-------- Items --------

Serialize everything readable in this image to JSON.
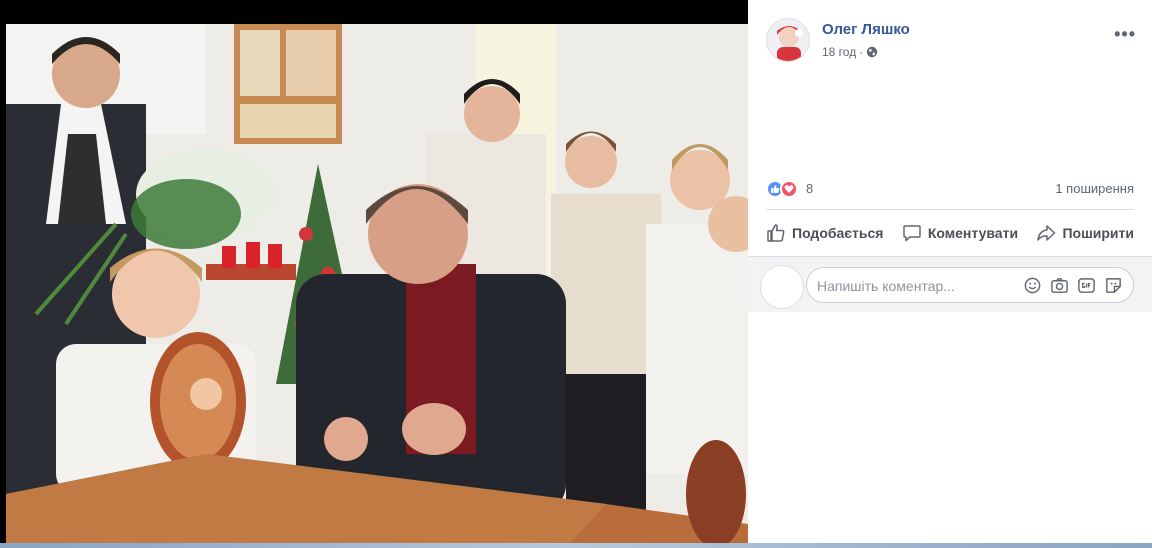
{
  "post": {
    "author": "Олег Ляшко",
    "time": "18 год",
    "privacy_icon": "globe-icon",
    "more_label": "•••"
  },
  "reactions": {
    "icons": [
      "like-icon",
      "love-icon"
    ],
    "count": "8",
    "shares": "1 поширення",
    "colors": {
      "like": "#5890ff",
      "love": "#f25268"
    }
  },
  "actions": {
    "like": "Подобається",
    "comment": "Коментувати",
    "share": "Поширити"
  },
  "comment": {
    "placeholder": "Напишіть коментар...",
    "tools": [
      "emoji-icon",
      "camera-icon",
      "gif-icon",
      "sticker-icon"
    ]
  },
  "theme": {
    "link_blue": "#365899",
    "text_gray": "#616770",
    "action_gray": "#4b4f56"
  }
}
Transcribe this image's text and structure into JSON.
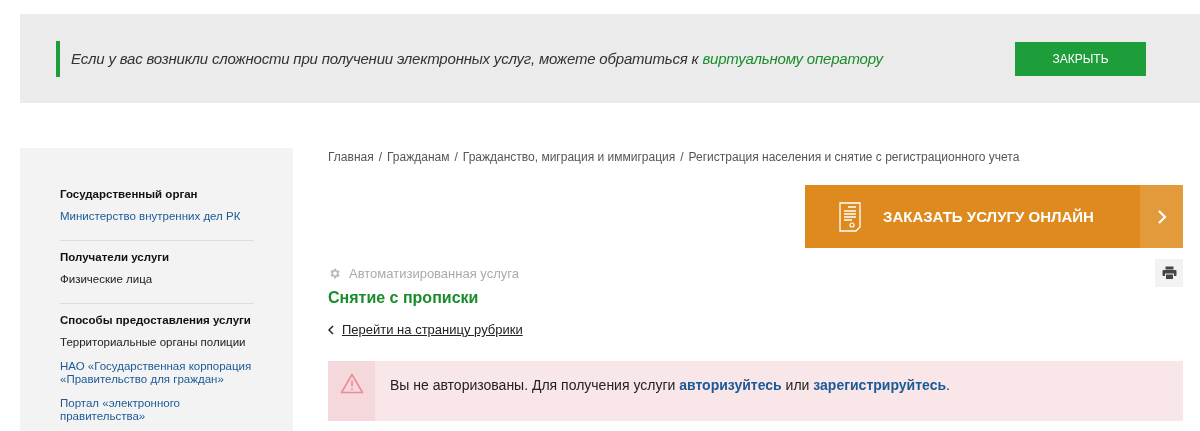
{
  "notice": {
    "text_before": "Если у вас возникли сложности при получении электронных услуг, можете обратиться к",
    "link": "виртуальному оператору",
    "close_button": "ЗАКРЫТЬ"
  },
  "sidebar": {
    "sections": [
      {
        "heading": "Государственный орган",
        "items": [
          {
            "text": "Министерство внутренних дел РК",
            "kind": "link"
          }
        ]
      },
      {
        "heading": "Получатели услуги",
        "items": [
          {
            "text": "Физические лица",
            "kind": "text"
          }
        ]
      },
      {
        "heading": "Способы предоставления услуги",
        "items": [
          {
            "text": "Территориальные органы полиции",
            "kind": "text"
          },
          {
            "text": "НАО «Государственная корпорация «Правительство для граждан»",
            "kind": "link"
          },
          {
            "text": "Портал «электронного правительства»",
            "kind": "link"
          }
        ]
      }
    ]
  },
  "breadcrumbs": {
    "separator": "/",
    "items": [
      "Главная",
      "Гражданам",
      "Гражданство, миграция и иммиграция",
      "Регистрация населения и снятие с регистрационного учета"
    ]
  },
  "order_button": {
    "label": "ЗАКАЗАТЬ УСЛУГУ ОНЛАЙН"
  },
  "service_type": "Автоматизированная услуга",
  "title": "Снятие с прописки",
  "back_link": "Перейти на страницу рубрики",
  "alert": {
    "text_before": "Вы не авторизованы. Для получения услуги",
    "link_login": "авторизуйтесь",
    "text_middle": "или",
    "link_register": "зарегистрируйтесь",
    "text_after": "."
  }
}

--------

- [Required work]:
Make an exact copy of all the material, but keep the pictures out of it.

- [The solution]:
Serialize everything readable in this image to JSON.
{
  "post": {
    "author": "Олег Ляшко",
    "time": "18 год",
    "privacy_icon": "globe-icon",
    "more_label": "•••"
  },
  "reactions": {
    "icons": [
      "like-icon",
      "love-icon"
    ],
    "count": "8",
    "shares": "1 поширення",
    "colors": {
      "like": "#5890ff",
      "love": "#f25268"
    }
  },
  "actions": {
    "like": "Подобається",
    "comment": "Коментувати",
    "share": "Поширити"
  },
  "comment": {
    "placeholder": "Напишіть коментар...",
    "tools": [
      "emoji-icon",
      "camera-icon",
      "gif-icon",
      "sticker-icon"
    ]
  },
  "theme": {
    "link_blue": "#365899",
    "text_gray": "#616770",
    "action_gray": "#4b4f56"
  }
}
Transcribe this image's text and structure into JSON.
{
  "notice": {
    "text_before": "Если у вас возникли сложности при получении электронных услуг, можете обратиться к",
    "link": "виртуальному оператору",
    "close_button": "ЗАКРЫТЬ"
  },
  "sidebar": {
    "sections": [
      {
        "heading": "Государственный орган",
        "items": [
          {
            "text": "Министерство внутренних дел РК",
            "kind": "link"
          }
        ]
      },
      {
        "heading": "Получатели услуги",
        "items": [
          {
            "text": "Физические лица",
            "kind": "text"
          }
        ]
      },
      {
        "heading": "Способы предоставления услуги",
        "items": [
          {
            "text": "Территориальные органы полиции",
            "kind": "text"
          },
          {
            "text": "НАО «Государственная корпорация «Правительство для граждан»",
            "kind": "link"
          },
          {
            "text": "Портал «электронного правительства»",
            "kind": "link"
          }
        ]
      }
    ]
  },
  "breadcrumbs": {
    "separator": "/",
    "items": [
      "Главная",
      "Гражданам",
      "Гражданство, миграция и иммиграция",
      "Регистрация населения и снятие с регистрационного учета"
    ]
  },
  "order_button": {
    "label": "ЗАКАЗАТЬ УСЛУГУ ОНЛАЙН"
  },
  "service_type": "Автоматизированная услуга",
  "title": "Снятие с прописки",
  "back_link": "Перейти на страницу рубрики",
  "alert": {
    "text_before": "Вы не авторизованы. Для получения услуги",
    "link_login": "авторизуйтесь",
    "text_middle": "или",
    "link_register": "зарегистрируйтесь",
    "text_after": "."
  }
}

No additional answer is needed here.